* Problem to work on *
Determine the number of lines containing the word "noise". Reply with it and nothing else.
— BEGIN Material shown —
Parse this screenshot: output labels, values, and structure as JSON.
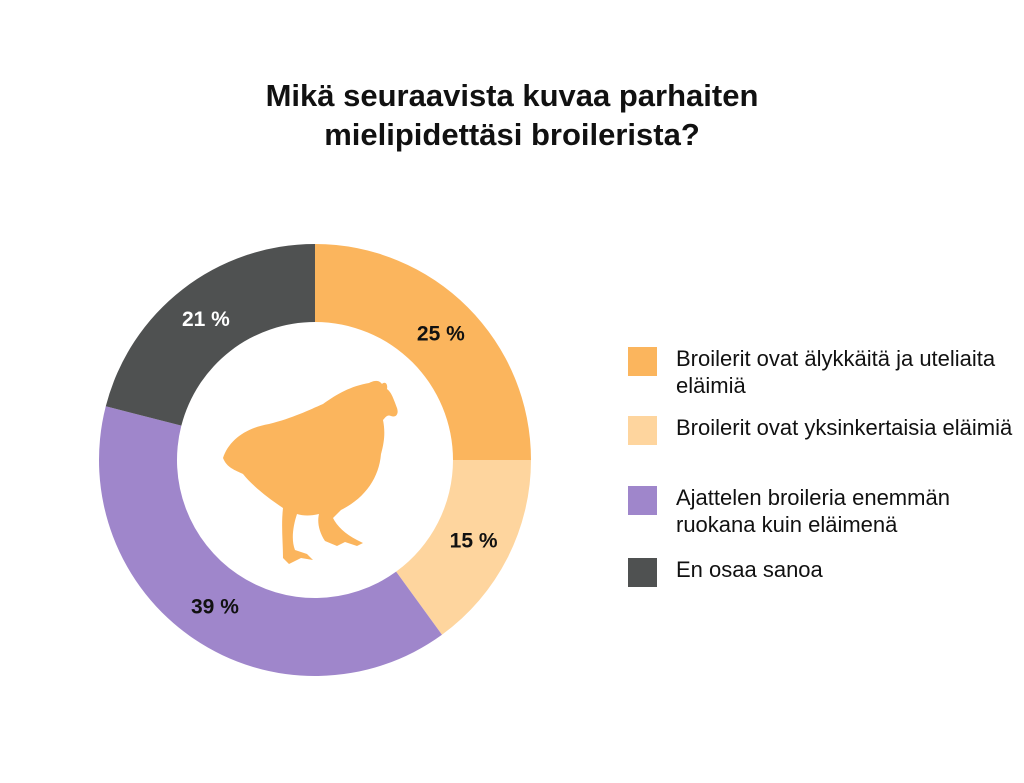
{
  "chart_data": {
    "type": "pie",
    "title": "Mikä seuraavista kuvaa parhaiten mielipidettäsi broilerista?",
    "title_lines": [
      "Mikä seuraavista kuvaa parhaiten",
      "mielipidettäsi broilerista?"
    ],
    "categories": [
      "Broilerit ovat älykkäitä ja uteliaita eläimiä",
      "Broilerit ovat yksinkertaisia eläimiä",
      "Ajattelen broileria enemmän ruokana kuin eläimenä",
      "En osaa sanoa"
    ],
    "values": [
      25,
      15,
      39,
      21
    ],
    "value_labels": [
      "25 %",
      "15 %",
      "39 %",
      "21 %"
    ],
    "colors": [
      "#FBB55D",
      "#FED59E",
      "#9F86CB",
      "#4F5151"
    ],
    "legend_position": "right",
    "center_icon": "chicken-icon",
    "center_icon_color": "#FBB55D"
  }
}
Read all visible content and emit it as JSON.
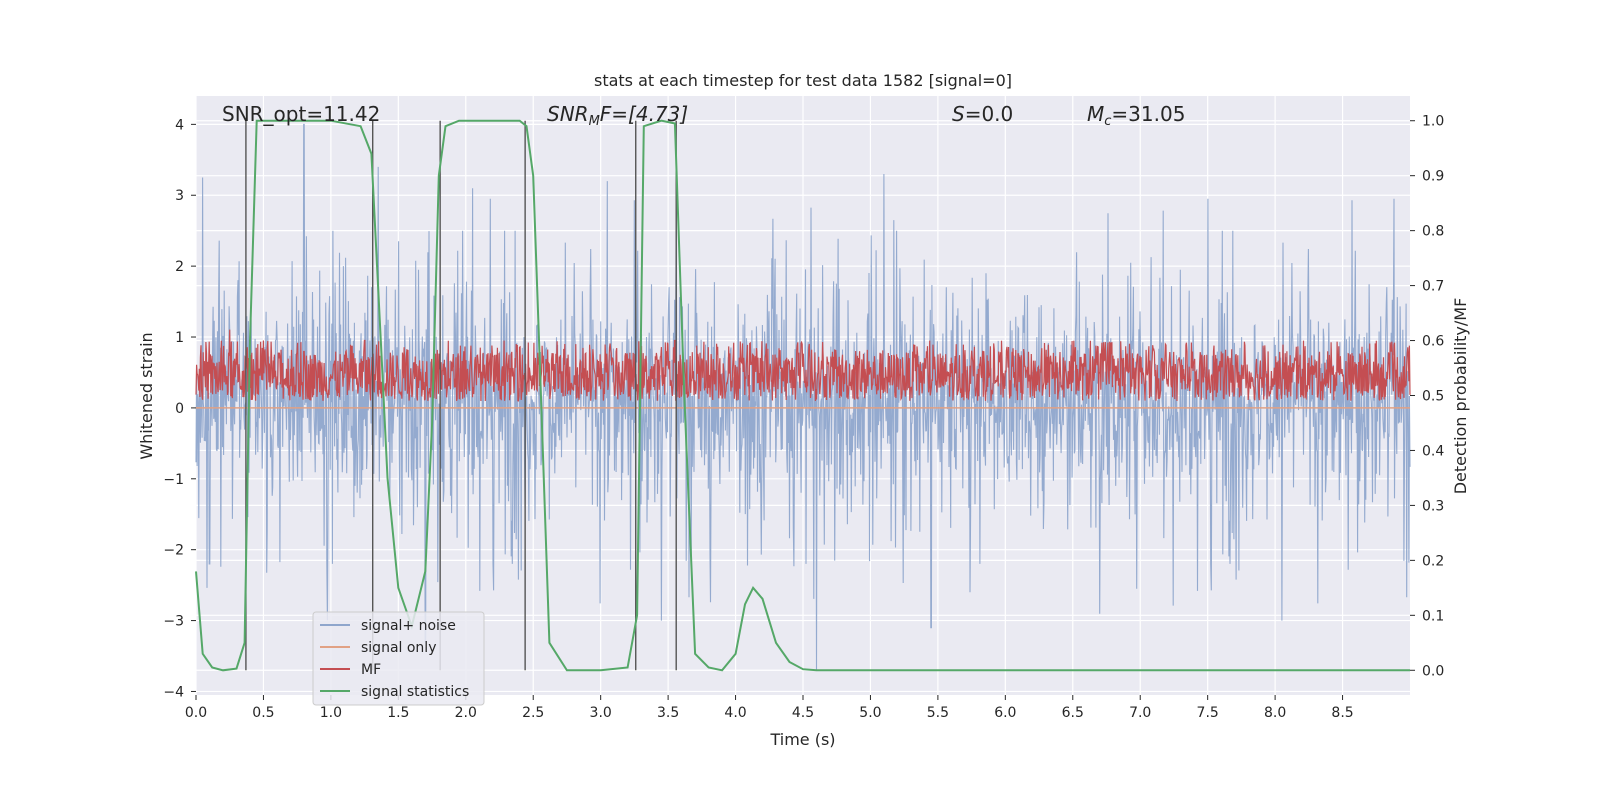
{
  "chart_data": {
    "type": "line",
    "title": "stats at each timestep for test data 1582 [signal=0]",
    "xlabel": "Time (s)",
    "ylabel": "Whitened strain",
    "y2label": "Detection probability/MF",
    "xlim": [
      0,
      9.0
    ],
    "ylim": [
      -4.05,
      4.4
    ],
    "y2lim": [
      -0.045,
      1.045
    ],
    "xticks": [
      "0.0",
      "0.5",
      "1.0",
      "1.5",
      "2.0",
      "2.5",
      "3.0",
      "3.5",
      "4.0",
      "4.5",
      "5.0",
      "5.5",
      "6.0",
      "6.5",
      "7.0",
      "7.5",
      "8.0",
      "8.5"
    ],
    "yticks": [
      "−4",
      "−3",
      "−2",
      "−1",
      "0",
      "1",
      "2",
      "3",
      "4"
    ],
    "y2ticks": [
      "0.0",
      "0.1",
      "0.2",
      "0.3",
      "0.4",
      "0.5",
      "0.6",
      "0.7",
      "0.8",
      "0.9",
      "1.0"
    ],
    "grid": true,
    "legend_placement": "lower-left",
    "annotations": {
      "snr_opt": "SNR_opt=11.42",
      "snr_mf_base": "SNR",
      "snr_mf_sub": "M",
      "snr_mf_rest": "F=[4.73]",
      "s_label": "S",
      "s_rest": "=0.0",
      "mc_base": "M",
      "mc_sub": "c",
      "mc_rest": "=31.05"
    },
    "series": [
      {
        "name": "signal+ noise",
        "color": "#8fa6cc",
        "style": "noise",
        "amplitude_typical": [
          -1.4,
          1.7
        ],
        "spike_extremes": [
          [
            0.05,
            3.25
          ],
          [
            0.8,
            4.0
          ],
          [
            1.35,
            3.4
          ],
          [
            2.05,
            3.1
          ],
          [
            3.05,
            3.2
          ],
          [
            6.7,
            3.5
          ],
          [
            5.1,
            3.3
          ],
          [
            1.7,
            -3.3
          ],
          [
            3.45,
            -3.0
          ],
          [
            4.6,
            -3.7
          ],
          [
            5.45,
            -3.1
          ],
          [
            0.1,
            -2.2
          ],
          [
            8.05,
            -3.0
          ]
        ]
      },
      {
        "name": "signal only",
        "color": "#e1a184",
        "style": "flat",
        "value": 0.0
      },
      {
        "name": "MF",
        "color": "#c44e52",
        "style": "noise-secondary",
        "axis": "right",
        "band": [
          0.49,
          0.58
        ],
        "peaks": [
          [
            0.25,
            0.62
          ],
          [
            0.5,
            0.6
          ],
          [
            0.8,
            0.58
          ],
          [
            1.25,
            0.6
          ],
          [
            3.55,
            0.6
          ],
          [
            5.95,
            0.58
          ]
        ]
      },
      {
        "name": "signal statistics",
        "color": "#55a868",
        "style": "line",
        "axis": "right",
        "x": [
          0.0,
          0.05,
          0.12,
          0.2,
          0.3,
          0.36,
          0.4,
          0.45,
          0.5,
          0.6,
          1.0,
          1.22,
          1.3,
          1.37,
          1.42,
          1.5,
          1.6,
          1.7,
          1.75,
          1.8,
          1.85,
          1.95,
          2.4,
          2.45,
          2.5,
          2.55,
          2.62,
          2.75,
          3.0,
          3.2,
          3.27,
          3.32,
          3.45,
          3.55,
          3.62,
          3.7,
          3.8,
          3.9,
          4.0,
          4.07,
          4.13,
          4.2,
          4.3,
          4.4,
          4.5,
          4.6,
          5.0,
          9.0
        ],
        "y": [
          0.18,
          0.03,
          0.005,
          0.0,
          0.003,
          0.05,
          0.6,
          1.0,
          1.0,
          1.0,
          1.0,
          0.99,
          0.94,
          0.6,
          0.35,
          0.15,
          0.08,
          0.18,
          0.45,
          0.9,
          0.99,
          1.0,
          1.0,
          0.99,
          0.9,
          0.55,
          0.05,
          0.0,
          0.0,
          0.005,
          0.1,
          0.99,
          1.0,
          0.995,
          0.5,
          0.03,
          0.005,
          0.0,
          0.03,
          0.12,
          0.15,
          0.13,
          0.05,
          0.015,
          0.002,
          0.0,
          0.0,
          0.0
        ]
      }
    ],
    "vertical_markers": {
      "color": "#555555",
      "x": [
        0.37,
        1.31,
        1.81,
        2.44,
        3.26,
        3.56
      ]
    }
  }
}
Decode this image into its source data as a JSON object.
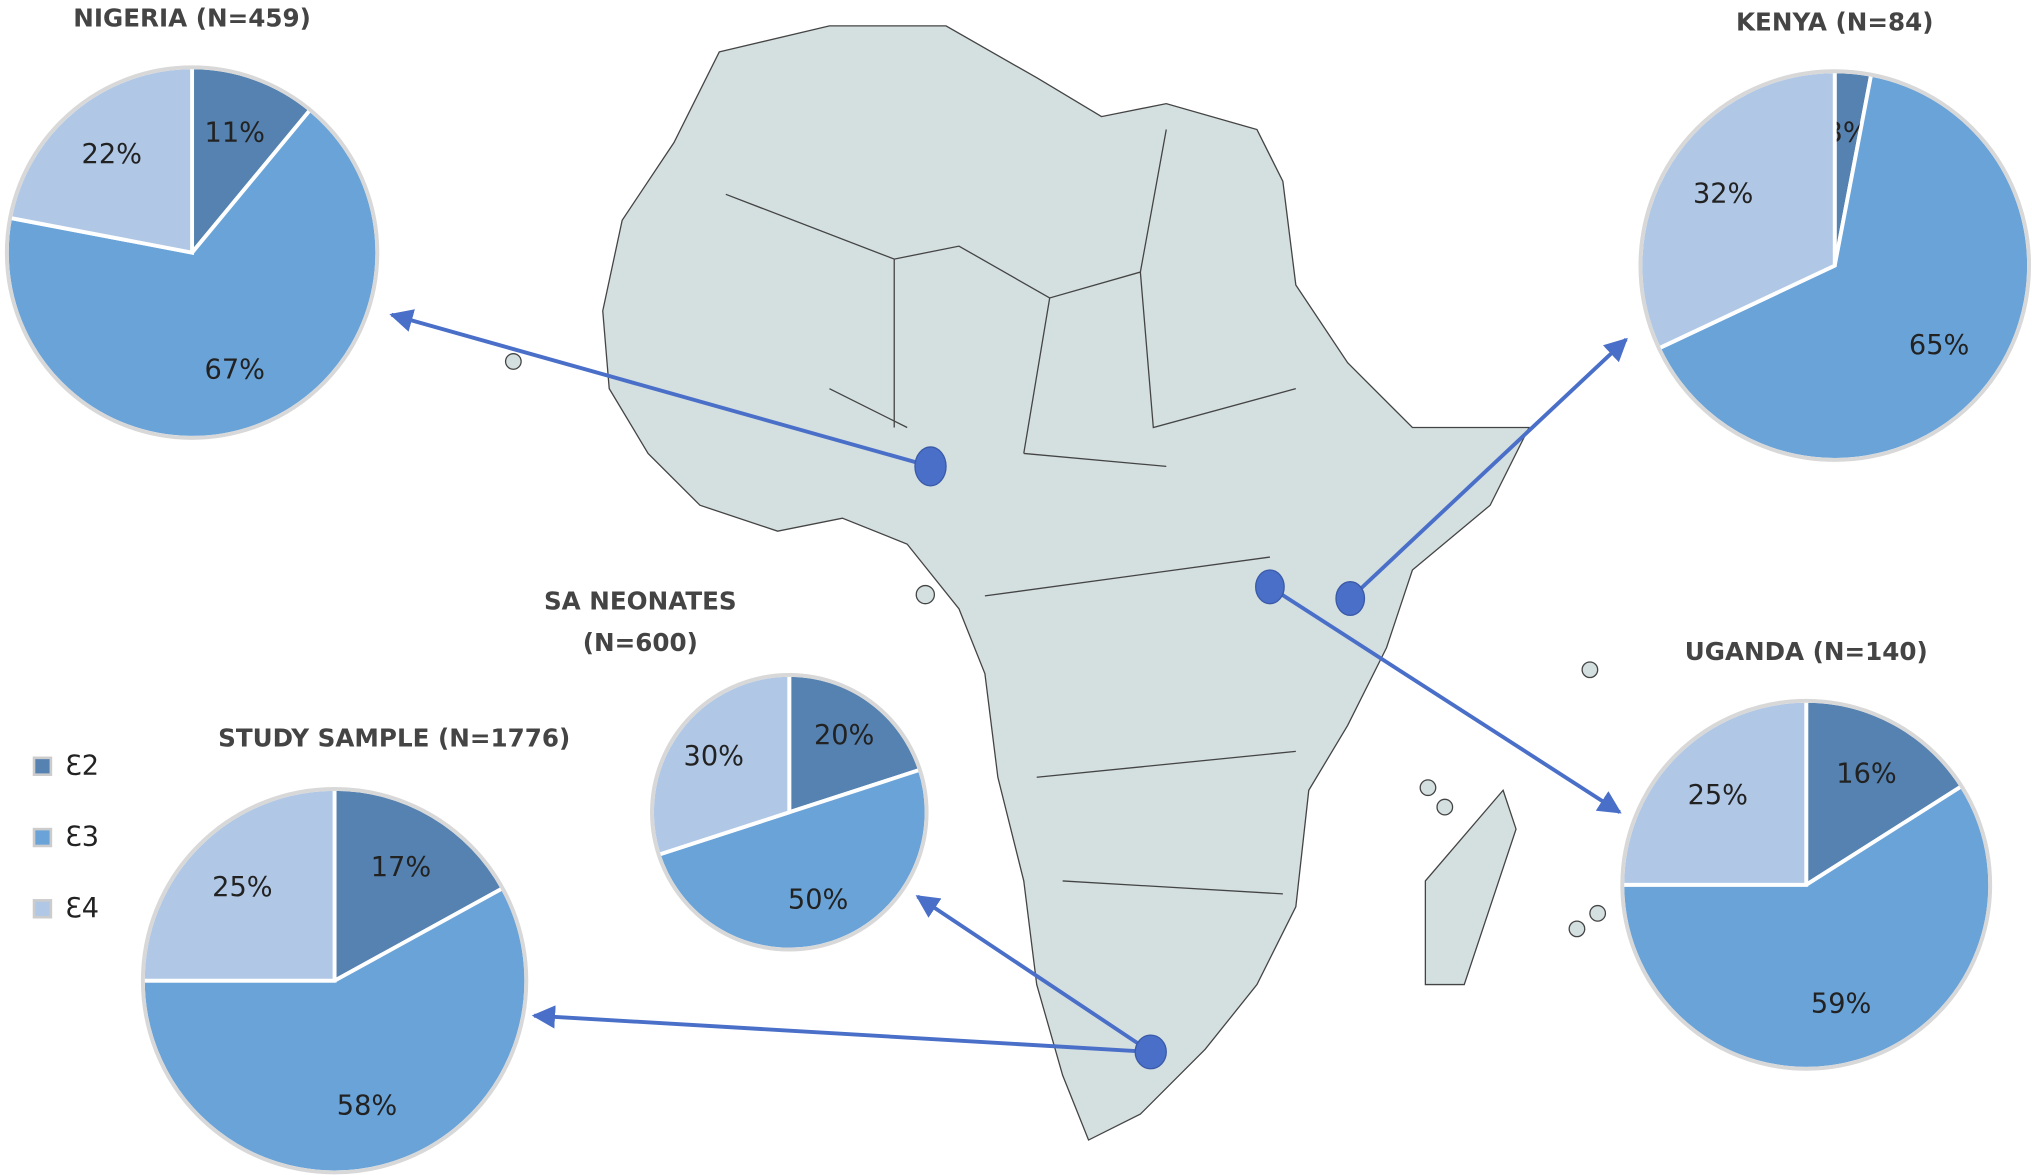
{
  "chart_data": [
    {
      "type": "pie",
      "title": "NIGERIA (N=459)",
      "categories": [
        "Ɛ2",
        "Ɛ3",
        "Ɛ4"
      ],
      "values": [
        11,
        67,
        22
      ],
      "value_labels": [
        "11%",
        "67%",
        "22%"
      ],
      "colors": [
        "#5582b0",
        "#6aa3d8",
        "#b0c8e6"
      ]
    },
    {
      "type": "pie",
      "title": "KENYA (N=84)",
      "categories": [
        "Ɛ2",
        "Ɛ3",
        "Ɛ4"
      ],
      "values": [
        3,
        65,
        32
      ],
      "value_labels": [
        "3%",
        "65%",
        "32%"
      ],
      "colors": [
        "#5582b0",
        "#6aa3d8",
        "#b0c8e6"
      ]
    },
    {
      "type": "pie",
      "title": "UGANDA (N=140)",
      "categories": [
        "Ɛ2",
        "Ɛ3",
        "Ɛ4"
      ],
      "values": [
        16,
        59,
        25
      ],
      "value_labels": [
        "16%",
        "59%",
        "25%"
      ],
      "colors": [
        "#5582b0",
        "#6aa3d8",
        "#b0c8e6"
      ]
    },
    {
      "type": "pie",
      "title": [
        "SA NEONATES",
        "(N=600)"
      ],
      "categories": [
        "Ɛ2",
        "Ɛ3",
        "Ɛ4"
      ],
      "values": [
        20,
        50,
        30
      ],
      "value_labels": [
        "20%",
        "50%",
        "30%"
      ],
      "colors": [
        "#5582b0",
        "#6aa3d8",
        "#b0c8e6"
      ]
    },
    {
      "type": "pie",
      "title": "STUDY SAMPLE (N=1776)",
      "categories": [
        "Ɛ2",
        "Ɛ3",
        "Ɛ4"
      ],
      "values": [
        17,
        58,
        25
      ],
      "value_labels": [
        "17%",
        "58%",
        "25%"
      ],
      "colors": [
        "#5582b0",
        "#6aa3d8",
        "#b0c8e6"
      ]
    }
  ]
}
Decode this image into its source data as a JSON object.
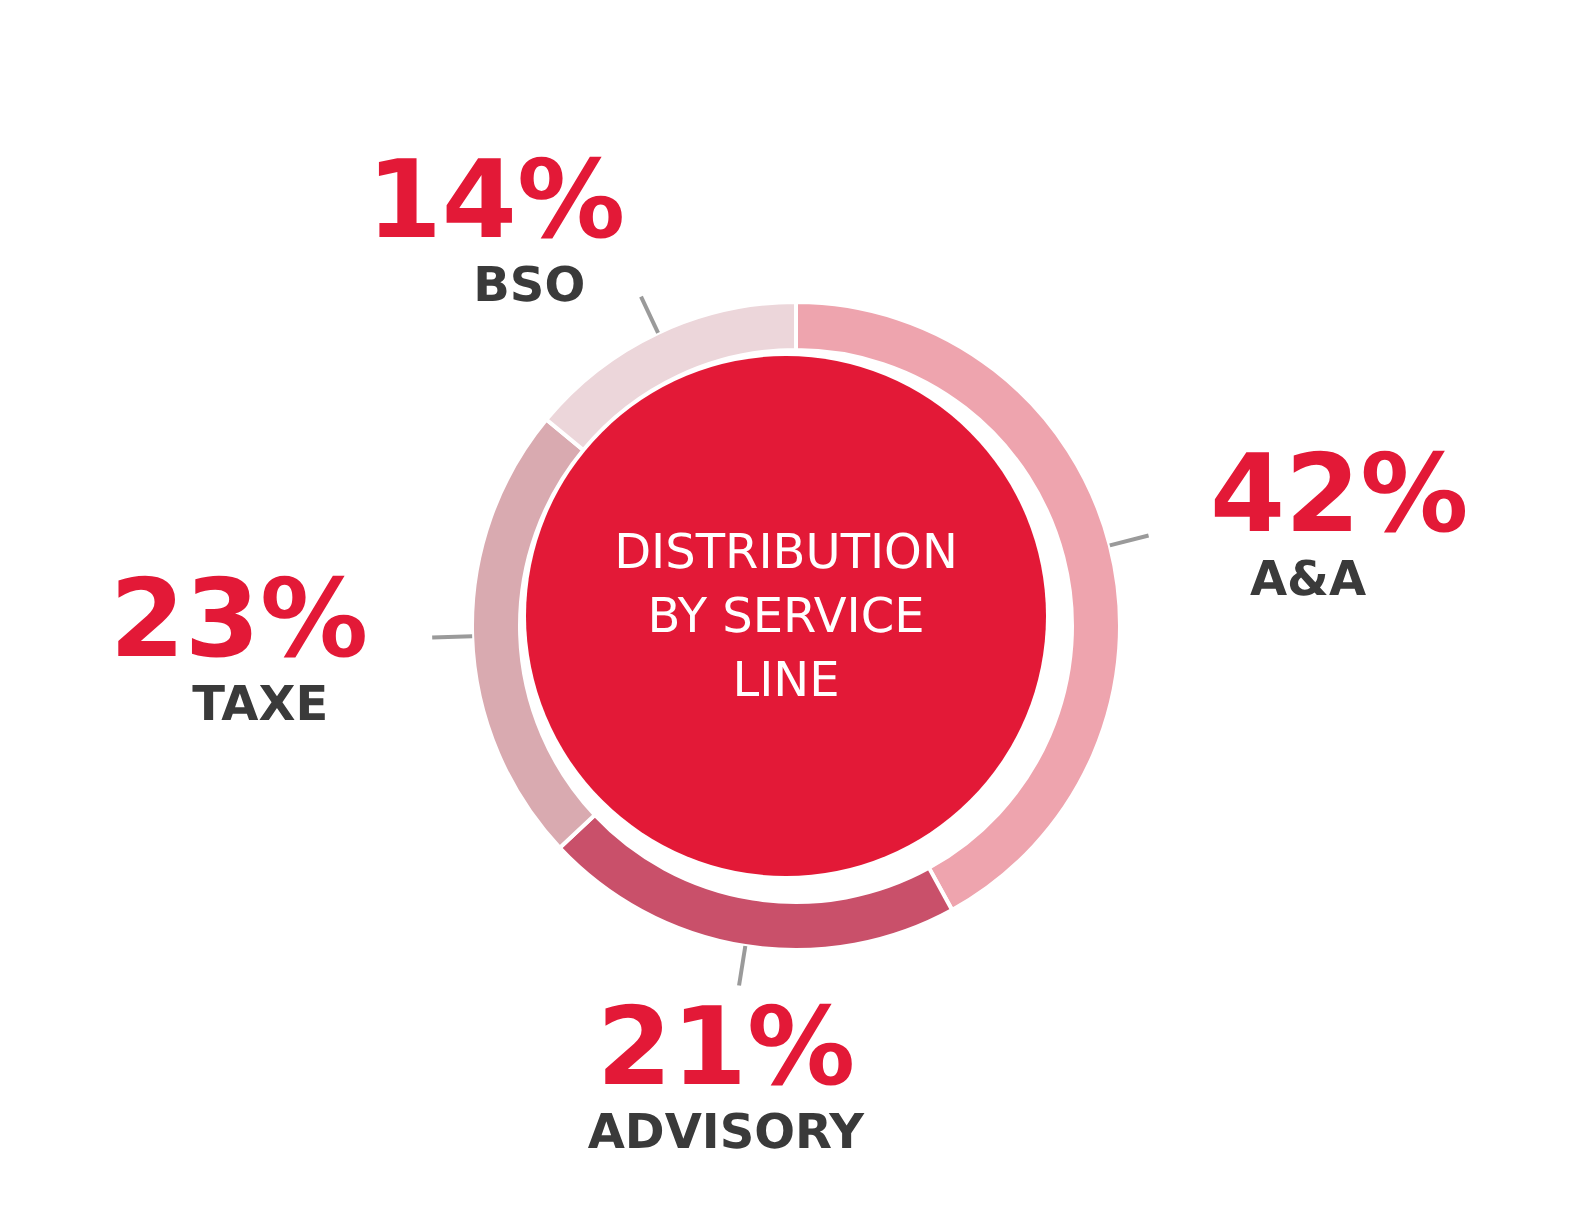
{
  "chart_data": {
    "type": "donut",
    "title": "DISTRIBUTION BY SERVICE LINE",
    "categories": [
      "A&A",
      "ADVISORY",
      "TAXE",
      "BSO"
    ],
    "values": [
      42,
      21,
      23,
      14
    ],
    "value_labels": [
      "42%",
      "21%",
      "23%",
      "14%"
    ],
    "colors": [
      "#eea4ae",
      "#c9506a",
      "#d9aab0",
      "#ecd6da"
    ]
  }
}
— END Material shown —
* Written solution *
3